[EXERCISE]: Scan the data below. Pull out each line where "American" occurs.

[GIVEN RECORDS]:
--- --- ---
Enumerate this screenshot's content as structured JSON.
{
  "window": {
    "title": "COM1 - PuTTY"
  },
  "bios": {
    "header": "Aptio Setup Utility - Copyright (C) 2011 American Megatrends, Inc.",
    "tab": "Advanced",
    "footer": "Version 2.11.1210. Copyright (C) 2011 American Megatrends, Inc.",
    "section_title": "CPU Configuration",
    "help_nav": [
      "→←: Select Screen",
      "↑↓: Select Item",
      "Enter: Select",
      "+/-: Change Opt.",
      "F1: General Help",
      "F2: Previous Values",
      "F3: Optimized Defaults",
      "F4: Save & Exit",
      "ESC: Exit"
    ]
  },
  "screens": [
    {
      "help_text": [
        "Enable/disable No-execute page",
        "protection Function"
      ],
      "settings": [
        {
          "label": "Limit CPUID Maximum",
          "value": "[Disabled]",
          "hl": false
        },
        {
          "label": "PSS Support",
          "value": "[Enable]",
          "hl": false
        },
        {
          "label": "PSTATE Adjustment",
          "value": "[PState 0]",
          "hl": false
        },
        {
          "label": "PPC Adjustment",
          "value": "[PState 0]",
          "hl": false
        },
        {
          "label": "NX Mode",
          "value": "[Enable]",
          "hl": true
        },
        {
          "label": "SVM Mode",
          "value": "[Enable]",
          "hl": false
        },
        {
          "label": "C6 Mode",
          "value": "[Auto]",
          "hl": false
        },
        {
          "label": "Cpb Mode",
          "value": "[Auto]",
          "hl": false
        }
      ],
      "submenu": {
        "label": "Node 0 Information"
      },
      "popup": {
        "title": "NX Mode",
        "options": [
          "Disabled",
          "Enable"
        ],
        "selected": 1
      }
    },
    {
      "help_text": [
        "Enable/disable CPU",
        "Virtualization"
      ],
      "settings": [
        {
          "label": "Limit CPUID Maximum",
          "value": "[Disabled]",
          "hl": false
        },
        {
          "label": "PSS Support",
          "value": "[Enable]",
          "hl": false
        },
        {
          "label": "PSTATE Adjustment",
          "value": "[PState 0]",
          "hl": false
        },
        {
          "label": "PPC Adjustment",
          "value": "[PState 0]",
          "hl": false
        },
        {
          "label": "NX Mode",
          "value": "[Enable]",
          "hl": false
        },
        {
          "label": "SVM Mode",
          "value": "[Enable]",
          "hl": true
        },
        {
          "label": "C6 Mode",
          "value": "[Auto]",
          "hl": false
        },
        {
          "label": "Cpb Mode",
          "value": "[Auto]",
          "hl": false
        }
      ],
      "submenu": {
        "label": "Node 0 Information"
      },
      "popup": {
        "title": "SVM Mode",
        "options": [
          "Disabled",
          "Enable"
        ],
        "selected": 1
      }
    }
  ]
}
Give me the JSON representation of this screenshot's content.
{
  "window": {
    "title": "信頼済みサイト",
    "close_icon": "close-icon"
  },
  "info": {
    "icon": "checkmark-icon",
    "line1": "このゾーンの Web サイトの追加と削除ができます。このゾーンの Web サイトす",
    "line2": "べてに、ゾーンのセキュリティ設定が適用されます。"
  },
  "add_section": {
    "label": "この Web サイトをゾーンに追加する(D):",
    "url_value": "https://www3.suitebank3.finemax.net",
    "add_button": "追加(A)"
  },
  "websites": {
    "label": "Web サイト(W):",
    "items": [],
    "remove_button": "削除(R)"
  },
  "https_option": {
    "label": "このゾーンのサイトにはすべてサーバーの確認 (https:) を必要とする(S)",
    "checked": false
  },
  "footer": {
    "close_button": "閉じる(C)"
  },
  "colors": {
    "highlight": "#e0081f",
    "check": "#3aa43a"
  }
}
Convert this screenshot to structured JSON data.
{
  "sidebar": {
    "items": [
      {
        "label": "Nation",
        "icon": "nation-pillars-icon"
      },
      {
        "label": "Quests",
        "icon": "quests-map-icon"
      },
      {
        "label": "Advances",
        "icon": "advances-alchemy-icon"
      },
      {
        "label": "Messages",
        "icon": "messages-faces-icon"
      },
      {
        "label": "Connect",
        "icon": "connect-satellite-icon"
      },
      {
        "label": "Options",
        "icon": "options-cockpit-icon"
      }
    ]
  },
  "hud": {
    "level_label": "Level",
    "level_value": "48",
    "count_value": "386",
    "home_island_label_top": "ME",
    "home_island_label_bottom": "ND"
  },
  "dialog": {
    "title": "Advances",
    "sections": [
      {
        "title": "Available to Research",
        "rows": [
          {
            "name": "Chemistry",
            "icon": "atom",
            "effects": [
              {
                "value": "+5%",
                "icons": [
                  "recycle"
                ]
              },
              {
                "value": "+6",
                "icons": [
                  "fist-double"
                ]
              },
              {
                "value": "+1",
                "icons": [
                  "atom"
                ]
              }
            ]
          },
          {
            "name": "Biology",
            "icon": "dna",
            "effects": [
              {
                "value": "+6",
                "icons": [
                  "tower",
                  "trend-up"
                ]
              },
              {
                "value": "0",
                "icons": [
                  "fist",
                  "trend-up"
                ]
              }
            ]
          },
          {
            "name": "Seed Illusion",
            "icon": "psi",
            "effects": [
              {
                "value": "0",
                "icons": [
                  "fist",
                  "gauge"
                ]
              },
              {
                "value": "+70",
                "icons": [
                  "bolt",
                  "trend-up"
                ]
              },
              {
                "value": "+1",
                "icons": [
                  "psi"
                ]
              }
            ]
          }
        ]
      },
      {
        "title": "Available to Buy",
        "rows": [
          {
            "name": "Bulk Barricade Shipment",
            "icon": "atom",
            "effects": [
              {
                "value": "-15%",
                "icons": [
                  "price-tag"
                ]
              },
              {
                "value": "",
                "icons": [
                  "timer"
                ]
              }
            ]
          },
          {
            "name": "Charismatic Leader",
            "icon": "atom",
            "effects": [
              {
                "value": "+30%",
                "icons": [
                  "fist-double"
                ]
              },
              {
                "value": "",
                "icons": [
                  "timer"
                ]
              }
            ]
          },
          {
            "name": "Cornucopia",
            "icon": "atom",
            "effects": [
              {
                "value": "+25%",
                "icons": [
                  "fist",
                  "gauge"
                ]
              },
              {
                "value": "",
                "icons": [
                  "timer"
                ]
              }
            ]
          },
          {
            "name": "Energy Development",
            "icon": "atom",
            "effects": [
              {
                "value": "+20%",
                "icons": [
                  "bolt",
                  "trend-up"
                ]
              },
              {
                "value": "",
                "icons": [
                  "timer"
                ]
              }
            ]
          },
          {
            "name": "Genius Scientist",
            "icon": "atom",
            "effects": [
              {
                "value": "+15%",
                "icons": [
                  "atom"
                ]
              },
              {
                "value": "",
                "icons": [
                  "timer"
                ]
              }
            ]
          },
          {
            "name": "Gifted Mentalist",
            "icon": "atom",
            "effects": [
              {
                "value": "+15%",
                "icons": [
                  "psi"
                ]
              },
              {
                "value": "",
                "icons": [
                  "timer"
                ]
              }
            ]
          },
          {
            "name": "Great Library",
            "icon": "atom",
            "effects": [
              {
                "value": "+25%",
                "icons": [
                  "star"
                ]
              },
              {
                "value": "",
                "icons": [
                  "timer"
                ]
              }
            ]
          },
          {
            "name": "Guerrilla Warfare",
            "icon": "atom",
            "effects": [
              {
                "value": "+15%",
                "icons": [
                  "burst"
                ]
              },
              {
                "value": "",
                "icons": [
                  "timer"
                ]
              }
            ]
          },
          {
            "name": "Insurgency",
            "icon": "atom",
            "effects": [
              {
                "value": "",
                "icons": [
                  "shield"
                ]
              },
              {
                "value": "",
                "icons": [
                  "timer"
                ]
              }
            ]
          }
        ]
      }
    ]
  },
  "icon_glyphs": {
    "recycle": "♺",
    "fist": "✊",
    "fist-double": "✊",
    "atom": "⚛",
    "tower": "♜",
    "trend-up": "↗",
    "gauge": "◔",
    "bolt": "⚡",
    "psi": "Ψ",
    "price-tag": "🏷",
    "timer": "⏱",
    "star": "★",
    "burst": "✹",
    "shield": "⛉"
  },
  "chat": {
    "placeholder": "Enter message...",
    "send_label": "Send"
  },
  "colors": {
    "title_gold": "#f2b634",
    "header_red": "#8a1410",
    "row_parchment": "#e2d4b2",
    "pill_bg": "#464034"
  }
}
--- --- ---
[THE COMPLETED TASK]:
    "header": "Aptio Setup Utility - Copyright (C) 2011 American Megatrends, Inc.",
    "footer": "Version 2.11.1210. Copyright (C) 2011 American Megatrends, Inc.",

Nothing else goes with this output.